** START OF Records provided **
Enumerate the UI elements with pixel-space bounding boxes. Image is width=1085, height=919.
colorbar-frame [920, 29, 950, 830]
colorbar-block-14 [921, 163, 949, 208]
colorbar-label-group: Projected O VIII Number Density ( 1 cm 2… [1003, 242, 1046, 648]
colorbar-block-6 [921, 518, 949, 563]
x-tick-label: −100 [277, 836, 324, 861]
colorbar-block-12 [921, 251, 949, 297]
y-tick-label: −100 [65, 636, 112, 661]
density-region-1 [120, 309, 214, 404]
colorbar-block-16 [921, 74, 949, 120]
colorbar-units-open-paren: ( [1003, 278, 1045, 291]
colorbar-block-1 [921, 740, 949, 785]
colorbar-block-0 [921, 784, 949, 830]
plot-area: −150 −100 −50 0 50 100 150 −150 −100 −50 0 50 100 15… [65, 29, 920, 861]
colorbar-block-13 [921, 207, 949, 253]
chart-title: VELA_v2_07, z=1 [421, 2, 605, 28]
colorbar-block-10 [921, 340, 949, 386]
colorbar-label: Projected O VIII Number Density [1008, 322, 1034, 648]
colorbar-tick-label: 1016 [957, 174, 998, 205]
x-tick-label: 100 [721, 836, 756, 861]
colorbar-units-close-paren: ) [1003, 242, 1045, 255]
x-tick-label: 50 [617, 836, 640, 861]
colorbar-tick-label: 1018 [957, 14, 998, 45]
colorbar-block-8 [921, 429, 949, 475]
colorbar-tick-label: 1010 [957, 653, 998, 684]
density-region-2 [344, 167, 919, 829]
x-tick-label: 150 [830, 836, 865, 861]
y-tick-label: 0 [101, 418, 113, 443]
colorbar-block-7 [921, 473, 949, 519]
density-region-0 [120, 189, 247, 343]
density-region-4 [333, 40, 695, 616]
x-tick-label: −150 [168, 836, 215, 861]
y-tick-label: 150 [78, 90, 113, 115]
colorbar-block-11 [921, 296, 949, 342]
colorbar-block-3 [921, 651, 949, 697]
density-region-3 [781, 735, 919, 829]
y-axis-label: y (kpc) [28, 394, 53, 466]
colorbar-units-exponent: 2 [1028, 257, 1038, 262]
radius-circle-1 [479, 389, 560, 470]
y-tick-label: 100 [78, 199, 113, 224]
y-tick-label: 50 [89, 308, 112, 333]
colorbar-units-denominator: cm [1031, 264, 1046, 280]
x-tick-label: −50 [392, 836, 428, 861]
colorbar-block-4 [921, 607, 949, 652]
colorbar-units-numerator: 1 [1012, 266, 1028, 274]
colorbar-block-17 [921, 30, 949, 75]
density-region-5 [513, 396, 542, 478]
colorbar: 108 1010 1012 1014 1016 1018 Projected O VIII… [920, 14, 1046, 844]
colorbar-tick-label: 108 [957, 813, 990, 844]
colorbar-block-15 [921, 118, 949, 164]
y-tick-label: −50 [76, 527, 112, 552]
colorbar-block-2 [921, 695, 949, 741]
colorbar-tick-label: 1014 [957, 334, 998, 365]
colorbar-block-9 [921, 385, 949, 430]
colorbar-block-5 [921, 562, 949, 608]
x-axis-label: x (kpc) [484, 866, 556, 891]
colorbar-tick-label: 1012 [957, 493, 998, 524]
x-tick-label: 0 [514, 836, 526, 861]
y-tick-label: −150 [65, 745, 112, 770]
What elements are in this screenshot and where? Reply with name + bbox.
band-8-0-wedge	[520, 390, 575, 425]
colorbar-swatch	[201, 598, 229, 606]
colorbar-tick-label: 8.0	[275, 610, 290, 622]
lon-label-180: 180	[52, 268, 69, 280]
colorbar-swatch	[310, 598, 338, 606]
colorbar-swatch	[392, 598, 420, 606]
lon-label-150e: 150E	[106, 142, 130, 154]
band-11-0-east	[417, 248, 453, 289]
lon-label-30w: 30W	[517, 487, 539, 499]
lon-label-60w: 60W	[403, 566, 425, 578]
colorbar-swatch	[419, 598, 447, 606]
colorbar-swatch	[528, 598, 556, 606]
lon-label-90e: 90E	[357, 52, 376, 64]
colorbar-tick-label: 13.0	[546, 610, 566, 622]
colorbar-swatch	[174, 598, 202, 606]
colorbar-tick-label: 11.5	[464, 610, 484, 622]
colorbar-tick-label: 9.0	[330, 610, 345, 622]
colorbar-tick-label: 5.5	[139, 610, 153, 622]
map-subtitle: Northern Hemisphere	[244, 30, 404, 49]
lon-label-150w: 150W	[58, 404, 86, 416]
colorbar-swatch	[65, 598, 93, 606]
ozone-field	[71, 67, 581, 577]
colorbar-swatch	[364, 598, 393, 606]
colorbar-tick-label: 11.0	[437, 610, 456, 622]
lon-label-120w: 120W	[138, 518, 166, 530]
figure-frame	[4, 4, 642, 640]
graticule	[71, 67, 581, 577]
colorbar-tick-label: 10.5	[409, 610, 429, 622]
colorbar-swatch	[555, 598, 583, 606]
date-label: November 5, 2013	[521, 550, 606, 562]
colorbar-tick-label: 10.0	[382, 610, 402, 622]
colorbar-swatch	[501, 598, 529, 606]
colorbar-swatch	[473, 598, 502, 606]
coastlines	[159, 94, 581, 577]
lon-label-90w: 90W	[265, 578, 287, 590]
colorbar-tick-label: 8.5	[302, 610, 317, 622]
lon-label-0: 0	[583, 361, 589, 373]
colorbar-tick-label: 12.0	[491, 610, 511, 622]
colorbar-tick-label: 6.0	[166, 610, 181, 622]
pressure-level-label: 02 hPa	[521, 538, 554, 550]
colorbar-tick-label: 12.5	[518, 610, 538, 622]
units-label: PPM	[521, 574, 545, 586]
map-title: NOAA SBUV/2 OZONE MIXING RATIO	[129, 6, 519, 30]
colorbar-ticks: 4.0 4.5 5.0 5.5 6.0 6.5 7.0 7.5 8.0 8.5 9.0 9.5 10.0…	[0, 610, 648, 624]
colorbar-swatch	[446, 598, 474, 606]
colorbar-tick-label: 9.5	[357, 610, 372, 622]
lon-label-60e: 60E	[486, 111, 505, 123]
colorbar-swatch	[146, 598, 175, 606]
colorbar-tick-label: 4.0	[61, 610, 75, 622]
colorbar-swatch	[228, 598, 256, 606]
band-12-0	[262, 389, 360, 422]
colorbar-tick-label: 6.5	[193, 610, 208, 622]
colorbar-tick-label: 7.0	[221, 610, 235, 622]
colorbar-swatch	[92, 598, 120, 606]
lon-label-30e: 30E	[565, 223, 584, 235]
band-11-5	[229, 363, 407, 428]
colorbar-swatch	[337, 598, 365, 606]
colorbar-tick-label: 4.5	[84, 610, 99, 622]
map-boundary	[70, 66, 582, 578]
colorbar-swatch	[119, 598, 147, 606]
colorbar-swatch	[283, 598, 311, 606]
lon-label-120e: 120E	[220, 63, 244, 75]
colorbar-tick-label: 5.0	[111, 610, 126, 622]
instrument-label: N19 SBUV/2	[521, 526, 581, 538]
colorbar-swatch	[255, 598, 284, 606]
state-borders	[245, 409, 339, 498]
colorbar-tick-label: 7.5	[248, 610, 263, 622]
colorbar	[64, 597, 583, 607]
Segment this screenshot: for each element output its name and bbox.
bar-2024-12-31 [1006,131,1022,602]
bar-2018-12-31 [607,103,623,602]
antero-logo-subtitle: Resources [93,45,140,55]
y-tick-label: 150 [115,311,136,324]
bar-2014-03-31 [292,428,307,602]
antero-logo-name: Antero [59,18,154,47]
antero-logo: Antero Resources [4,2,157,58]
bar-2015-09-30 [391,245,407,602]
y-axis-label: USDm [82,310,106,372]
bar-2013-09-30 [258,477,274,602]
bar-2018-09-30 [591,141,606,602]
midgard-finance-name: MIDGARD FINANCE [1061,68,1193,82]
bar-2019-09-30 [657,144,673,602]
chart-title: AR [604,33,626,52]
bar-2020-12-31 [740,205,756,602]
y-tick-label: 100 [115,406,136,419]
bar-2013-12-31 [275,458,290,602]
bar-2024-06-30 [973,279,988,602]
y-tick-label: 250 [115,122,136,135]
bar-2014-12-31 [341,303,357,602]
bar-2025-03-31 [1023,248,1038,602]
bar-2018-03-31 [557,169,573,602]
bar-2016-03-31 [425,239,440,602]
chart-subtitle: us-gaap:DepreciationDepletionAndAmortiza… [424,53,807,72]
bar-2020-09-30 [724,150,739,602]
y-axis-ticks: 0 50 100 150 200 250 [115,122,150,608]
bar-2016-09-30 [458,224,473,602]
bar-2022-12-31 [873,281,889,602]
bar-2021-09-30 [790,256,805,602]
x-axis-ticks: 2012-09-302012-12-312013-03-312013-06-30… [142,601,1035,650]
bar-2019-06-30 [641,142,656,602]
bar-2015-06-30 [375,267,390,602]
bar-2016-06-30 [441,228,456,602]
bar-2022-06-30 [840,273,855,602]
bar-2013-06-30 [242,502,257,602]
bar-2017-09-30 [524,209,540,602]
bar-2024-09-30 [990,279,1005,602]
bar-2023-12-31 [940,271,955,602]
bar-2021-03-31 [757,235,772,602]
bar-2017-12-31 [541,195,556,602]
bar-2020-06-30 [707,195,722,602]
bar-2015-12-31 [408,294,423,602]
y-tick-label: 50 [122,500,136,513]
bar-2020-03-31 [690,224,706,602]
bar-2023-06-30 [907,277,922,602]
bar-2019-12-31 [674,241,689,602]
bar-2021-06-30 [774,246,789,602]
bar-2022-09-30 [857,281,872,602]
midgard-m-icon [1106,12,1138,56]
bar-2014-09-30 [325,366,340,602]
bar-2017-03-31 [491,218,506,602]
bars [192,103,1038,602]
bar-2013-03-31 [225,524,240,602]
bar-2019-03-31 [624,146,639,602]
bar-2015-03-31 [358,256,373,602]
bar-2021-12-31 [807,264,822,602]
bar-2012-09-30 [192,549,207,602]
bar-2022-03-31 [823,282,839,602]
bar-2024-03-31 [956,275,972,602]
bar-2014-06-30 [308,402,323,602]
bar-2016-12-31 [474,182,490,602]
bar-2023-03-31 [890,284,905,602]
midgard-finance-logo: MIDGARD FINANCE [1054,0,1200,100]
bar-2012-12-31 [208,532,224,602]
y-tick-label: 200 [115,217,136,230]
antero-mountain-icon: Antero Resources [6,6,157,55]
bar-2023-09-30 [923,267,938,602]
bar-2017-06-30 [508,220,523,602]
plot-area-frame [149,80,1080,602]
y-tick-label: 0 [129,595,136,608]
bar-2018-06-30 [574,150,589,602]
** END OF Records provided **
Reproduce the stretch of entries from the start of the records through the line containing "x-tick-label: 50 [617, 836, 640, 861]", both ends included, word for word.

Enumerate the UI elements with pixel-space bounding boxes. Image is width=1085, height=919.
colorbar-frame [920, 29, 950, 830]
colorbar-block-14 [921, 163, 949, 208]
colorbar-label-group: Projected O VIII Number Density ( 1 cm 2… [1003, 242, 1046, 648]
colorbar-block-6 [921, 518, 949, 563]
x-tick-label: −100 [277, 836, 324, 861]
colorbar-block-12 [921, 251, 949, 297]
y-tick-label: −100 [65, 636, 112, 661]
density-region-1 [120, 309, 214, 404]
colorbar-block-16 [921, 74, 949, 120]
colorbar-units-open-paren: ( [1003, 278, 1045, 291]
colorbar-block-1 [921, 740, 949, 785]
colorbar-block-0 [921, 784, 949, 830]
plot-area: −150 −100 −50 0 50 100 150 −150 −100 −50 0 50 100 15… [65, 29, 920, 861]
colorbar-block-13 [921, 207, 949, 253]
chart-title: VELA_v2_07, z=1 [421, 2, 605, 28]
colorbar-block-10 [921, 340, 949, 386]
colorbar-label: Projected O VIII Number Density [1008, 322, 1034, 648]
colorbar-tick-label: 1016 [957, 174, 998, 205]
x-tick-label: 100 [721, 836, 756, 861]
colorbar-units-close-paren: ) [1003, 242, 1045, 255]
x-tick-label: 50 [617, 836, 640, 861]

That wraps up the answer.